◆ Instructions to follow ◆
For the records that follow, return only the count of lines containing the string "Description".

++++ Supplied material

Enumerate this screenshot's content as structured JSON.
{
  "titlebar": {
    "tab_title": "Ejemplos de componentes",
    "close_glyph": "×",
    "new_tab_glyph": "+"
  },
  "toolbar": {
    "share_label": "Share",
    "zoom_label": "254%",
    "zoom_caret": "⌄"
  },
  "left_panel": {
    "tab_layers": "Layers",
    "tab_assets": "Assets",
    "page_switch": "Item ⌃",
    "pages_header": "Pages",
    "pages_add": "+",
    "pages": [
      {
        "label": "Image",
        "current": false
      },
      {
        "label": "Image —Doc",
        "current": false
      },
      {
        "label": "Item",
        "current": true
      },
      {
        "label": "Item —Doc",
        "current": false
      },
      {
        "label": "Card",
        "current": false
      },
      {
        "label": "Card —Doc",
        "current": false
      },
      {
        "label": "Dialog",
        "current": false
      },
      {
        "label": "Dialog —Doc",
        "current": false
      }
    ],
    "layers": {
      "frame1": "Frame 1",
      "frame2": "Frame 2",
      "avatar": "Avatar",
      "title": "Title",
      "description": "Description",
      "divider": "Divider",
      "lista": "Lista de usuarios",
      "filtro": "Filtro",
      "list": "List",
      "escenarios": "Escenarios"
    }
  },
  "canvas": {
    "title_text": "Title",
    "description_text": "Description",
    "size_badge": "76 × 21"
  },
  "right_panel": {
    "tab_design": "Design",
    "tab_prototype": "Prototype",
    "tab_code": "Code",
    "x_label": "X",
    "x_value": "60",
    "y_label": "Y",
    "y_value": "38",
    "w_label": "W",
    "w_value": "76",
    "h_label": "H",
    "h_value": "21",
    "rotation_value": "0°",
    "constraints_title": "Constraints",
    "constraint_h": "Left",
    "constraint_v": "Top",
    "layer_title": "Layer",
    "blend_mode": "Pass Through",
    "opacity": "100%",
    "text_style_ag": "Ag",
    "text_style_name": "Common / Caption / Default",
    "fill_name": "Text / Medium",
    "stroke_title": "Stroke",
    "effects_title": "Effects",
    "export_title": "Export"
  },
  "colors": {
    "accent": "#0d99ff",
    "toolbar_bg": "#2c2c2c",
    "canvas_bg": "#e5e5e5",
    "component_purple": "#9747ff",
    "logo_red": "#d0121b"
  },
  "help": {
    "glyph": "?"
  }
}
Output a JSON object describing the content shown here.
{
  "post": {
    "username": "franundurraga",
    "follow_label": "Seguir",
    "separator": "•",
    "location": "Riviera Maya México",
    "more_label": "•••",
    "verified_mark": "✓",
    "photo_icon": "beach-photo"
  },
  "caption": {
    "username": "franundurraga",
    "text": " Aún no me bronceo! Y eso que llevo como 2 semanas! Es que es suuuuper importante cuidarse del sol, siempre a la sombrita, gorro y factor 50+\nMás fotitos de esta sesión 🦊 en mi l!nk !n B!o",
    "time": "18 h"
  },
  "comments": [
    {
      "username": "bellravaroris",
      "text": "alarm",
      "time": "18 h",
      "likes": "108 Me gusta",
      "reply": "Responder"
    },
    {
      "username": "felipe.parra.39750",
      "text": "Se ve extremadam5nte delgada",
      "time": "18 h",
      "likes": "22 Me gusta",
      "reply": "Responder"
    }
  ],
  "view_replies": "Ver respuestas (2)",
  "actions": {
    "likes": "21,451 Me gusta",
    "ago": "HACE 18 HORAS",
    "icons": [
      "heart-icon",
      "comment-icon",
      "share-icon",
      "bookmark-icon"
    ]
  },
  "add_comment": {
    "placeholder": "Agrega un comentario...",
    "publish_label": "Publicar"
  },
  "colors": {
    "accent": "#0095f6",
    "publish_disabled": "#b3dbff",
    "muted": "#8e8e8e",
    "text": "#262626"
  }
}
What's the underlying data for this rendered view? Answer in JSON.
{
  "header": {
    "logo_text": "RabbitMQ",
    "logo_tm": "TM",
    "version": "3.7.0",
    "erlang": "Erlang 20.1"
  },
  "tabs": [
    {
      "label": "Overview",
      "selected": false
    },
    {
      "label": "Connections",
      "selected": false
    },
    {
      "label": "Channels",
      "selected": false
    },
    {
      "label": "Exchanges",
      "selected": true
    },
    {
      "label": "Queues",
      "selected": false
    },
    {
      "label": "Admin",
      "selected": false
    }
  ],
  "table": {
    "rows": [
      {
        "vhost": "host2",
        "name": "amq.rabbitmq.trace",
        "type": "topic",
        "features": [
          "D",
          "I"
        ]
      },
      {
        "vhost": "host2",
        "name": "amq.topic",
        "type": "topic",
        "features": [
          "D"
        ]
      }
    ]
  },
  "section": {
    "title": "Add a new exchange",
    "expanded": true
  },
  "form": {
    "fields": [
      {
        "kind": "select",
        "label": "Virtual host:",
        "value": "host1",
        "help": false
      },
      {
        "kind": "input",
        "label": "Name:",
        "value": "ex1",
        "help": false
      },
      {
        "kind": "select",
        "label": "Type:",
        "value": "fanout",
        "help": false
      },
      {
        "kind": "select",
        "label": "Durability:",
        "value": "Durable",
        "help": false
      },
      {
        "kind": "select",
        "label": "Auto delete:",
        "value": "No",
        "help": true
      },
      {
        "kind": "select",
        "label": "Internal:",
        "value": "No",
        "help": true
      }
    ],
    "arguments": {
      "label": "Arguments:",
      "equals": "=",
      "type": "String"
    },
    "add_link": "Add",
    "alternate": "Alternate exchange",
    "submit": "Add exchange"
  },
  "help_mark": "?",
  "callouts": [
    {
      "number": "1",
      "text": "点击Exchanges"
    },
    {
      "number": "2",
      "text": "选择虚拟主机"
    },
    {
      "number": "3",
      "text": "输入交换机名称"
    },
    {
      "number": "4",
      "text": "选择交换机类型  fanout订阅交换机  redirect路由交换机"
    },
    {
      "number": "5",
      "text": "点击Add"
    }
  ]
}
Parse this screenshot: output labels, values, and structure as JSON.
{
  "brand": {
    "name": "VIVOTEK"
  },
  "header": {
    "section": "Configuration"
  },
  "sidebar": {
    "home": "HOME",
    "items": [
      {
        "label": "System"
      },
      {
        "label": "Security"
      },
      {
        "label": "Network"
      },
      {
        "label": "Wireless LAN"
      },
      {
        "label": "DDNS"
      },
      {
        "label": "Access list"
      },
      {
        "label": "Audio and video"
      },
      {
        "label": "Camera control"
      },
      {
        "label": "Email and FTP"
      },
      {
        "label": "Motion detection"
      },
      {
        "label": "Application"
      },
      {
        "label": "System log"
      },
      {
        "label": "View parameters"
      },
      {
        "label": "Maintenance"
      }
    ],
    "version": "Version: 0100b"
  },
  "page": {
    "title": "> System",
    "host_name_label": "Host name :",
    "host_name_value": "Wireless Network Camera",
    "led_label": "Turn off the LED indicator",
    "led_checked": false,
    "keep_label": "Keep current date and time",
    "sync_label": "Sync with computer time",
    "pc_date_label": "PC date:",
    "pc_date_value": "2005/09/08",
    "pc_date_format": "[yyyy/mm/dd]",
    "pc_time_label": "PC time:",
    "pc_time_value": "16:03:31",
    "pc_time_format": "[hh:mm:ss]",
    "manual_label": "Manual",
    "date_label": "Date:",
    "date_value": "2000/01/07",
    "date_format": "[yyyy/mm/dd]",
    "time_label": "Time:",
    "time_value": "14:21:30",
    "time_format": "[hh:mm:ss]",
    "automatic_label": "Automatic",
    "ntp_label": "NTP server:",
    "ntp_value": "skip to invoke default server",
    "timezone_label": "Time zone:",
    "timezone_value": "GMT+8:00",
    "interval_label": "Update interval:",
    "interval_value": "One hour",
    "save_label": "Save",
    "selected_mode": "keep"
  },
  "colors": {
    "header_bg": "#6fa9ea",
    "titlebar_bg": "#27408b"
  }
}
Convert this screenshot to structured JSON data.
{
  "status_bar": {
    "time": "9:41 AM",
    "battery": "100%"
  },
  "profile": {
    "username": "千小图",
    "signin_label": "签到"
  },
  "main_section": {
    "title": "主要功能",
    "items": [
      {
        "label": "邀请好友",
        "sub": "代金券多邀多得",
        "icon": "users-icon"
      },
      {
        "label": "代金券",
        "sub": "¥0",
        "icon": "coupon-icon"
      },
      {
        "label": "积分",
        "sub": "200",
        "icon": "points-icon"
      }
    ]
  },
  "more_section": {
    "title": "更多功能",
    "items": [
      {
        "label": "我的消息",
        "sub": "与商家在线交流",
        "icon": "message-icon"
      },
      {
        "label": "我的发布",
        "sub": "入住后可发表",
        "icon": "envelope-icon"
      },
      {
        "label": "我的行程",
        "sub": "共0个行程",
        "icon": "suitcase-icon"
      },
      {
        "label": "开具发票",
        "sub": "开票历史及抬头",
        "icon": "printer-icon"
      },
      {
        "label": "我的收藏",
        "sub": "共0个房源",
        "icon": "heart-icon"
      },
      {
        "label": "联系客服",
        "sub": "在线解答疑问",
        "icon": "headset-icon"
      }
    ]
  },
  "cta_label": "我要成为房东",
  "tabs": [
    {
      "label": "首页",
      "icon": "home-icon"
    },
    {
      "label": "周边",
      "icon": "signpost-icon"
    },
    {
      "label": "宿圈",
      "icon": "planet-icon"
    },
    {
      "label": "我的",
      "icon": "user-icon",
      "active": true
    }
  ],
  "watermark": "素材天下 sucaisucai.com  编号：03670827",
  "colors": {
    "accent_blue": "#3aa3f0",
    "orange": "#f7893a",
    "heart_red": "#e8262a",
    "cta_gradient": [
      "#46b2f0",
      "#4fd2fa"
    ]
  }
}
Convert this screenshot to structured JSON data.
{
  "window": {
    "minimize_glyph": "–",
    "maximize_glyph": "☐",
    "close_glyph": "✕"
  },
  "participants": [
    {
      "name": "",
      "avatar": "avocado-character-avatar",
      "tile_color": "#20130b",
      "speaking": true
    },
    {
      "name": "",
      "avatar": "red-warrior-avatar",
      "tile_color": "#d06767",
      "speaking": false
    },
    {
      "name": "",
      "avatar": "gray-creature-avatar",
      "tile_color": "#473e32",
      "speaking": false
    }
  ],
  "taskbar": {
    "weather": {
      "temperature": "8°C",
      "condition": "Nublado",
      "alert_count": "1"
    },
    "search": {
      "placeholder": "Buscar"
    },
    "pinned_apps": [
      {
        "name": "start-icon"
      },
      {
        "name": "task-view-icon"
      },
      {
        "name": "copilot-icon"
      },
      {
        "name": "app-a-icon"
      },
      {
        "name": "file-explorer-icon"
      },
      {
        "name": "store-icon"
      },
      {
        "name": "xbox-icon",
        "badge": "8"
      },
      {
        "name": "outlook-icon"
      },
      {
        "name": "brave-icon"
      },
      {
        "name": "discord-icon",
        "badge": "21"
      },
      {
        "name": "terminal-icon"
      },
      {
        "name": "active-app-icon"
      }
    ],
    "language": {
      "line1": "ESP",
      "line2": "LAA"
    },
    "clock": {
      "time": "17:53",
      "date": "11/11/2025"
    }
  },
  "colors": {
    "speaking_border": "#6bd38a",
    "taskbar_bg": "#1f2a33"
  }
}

++++++++

◆ Full solution ◆
2